▶ What to produce: In the passage below about artists and the pandemic, turn the paragraph beginning "Yet, despite its value" into a short bulleted list that keeps its main facts.

+++ Passage provided +++

89% of Torontonians believe that the arts make life in Toronto better.

95% of Ontarians believe that the success of Canadian artists generates national pride.

Yet, despite its value, artists make very little money. At $24,300, the median annual income for artists is well below the poverty line (1). Arts and culture workers have one of the highest rates of poverty of any sector. Things are starker still for IBPOC artists — their median income is 28% less than white artists’(2).

Before the pandemic, the arts sector had already been gutted by budget cuts. Ontario cut funding to the Ontario Arts Council by $10 million (3). A $5 million Indigenous Culture Fund was cancelled. The Ontario Music Fund? A $8 million cut. All in 2019 alone.
And then, in 2020, came the unkindest cut of all. COVID-19.

COVID-19 ravaged IBPOC communities. Our most vulnerable communities, always the most exposed to any threat, have been devastated by the pandemic.

But, in the heart of darkness, IBPOC artistic talent has burned brightly and brought us light. Throughout the pandemic, IBPOC artists — and the artistic community as a whole — made art that lifted us, gave us strength and sustained our spirits.

At the same time, the pandemic has been an unmitigated catastrophe for the arts sector. 2/3rds of arts & culture organizations reported a median revenue decline of 50% (4). Many IBPOC artists lost income as in person shows, exhibitions and other opportunities were cancelled — 12,000 performances were cancelled in Toronto alone (5).

Despite this the arts community kept working. And that’s no surprise. Artists work longer hours than the average full-time Canadian worker (6).

What work did they do? 

They performed outdoors for seniors locked-in, in long-term care facilities. They staged porch concerts and backyard shows for their neighbours. They sang arias from their balconies for front line workers. They took their poetry readings online and made them available for free. They led dance classes and acting studios and paint-alongs, live, on Instagram and Facebook and YouTube.

They did it for free.
They did it for us.

+++ Excerpted records +++

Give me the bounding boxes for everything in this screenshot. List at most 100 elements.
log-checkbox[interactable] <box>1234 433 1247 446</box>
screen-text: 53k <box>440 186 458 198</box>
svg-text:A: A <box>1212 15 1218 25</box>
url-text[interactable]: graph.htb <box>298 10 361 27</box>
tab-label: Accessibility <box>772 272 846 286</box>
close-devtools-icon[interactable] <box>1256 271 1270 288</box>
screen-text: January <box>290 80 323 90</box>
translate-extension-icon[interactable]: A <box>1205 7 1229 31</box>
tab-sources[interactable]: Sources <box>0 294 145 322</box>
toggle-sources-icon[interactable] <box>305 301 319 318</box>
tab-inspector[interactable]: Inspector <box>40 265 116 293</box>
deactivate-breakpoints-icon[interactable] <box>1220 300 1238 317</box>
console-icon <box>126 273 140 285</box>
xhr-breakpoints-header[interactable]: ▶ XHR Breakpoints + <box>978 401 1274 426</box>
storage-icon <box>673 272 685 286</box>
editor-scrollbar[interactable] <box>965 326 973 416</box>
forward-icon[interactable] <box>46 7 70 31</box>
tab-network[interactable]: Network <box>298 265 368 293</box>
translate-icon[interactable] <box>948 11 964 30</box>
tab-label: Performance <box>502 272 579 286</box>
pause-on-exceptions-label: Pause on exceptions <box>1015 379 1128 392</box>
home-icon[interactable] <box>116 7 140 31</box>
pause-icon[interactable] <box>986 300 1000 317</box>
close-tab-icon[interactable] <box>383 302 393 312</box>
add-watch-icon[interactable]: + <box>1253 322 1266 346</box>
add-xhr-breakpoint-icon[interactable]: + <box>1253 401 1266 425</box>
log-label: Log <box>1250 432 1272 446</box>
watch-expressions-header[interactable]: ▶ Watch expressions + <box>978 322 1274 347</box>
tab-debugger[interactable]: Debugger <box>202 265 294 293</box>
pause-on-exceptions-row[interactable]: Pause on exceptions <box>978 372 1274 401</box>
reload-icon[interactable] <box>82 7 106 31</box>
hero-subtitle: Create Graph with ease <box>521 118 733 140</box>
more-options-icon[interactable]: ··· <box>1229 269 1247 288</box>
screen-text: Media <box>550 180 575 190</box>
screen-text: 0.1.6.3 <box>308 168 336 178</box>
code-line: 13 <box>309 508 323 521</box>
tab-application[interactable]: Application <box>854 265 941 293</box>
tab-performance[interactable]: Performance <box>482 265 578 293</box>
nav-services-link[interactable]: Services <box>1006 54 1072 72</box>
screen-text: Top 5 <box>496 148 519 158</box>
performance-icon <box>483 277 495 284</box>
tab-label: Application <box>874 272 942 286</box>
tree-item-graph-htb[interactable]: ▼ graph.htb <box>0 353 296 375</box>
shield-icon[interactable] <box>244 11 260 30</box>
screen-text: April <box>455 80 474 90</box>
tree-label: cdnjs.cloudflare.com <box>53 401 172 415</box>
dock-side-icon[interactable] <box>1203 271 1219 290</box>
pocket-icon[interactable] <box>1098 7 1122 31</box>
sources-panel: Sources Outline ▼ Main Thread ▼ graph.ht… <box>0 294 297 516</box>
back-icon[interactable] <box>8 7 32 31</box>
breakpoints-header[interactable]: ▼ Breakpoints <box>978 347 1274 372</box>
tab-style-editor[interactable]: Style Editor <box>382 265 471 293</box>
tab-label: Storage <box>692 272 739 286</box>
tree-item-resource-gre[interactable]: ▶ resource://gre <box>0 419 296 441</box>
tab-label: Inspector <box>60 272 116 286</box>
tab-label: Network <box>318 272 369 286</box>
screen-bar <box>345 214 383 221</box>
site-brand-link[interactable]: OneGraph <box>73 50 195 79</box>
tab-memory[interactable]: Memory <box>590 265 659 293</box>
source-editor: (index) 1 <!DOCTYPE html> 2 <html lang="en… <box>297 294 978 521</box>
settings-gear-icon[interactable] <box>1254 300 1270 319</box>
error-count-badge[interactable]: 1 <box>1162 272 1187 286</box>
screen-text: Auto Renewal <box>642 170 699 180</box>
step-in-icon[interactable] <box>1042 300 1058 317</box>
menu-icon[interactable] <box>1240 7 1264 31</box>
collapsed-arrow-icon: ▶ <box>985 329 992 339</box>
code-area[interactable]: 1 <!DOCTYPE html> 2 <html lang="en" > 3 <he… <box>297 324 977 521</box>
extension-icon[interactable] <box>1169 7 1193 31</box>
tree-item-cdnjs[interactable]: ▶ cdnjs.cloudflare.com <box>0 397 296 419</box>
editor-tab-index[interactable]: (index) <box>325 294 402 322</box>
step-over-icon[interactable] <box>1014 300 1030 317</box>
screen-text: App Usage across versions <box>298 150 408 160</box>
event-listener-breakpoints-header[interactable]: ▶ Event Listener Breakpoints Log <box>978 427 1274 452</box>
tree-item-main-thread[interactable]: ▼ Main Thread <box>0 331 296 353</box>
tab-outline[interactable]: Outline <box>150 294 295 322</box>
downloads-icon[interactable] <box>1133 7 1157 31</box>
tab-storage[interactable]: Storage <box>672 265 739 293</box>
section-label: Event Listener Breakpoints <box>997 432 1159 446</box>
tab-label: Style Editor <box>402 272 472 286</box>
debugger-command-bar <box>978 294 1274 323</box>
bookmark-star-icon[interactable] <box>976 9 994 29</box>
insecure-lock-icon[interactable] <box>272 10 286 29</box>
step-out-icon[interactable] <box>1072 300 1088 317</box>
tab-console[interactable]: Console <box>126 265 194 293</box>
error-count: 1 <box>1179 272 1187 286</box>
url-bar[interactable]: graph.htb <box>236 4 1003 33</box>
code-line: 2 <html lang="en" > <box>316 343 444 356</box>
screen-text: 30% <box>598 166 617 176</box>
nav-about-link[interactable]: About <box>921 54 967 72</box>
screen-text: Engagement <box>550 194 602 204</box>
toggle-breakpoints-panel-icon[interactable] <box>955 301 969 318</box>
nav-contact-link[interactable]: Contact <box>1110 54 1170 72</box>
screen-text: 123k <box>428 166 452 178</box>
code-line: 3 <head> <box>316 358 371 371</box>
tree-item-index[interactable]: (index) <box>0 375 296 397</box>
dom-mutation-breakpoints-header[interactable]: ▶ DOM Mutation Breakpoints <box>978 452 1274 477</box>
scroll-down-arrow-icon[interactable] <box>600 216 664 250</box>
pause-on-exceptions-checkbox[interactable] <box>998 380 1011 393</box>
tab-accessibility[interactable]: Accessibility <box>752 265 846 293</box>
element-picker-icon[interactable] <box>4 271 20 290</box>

+++

▶ Response:
- Artists earn very little despite the value of their work. Their median annual income is $24,300, well below the poverty line.
- Arts and culture workers have one of the highest poverty rates of any sector.
- IBPOC artists have a median income 28% lower than that of white artists.